> [Provided records]
· · · ·

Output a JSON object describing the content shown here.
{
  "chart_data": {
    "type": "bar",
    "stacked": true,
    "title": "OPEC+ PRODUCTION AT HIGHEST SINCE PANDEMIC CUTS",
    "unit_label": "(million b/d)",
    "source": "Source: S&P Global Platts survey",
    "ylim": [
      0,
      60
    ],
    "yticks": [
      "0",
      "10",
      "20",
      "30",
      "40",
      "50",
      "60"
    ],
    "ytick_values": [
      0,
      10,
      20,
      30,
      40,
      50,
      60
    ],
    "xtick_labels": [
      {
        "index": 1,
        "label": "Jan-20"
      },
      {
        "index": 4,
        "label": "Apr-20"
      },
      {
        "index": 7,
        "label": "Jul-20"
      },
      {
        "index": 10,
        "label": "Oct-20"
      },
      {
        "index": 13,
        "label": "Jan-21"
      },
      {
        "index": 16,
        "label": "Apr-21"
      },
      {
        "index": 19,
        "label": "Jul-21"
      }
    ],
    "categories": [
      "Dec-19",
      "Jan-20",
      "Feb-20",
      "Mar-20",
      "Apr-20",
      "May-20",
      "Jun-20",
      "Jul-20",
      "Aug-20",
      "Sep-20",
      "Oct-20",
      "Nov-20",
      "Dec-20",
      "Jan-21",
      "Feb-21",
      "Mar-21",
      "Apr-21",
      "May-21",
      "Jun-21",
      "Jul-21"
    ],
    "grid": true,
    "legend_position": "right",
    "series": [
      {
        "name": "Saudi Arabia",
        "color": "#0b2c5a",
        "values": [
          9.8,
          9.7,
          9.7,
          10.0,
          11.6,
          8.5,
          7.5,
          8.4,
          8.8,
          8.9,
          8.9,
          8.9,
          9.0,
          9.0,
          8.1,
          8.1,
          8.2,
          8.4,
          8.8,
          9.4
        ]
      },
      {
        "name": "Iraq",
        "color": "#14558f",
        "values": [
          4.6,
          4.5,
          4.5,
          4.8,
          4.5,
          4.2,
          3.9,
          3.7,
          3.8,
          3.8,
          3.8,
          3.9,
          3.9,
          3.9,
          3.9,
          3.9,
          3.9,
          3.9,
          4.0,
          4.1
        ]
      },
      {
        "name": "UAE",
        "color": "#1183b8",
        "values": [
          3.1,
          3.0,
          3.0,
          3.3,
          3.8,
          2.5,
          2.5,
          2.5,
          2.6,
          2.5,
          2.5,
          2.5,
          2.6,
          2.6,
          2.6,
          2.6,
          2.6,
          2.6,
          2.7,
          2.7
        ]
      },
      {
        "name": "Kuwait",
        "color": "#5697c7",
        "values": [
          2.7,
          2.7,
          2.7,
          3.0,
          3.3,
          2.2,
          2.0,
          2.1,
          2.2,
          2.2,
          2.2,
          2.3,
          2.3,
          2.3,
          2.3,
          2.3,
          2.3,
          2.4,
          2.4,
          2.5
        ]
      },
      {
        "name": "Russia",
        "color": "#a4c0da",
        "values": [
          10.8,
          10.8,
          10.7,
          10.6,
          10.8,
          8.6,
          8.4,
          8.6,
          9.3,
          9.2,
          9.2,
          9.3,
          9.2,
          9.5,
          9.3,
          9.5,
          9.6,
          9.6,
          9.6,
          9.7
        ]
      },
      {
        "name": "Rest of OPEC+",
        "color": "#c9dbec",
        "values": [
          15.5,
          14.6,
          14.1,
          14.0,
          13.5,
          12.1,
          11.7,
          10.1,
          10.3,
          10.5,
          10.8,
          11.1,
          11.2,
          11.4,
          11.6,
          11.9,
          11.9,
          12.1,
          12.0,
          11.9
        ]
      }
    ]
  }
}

· · · ·

> [Task details]
Show, from the material above, each line that includes the string "name".

> [Written response]
        "name": "Saudi Arabia",
        "name": "Iraq",
        "name": "UAE",
        "name": "Kuwait",
        "name": "Russia",
        "name": "Rest of OPEC+",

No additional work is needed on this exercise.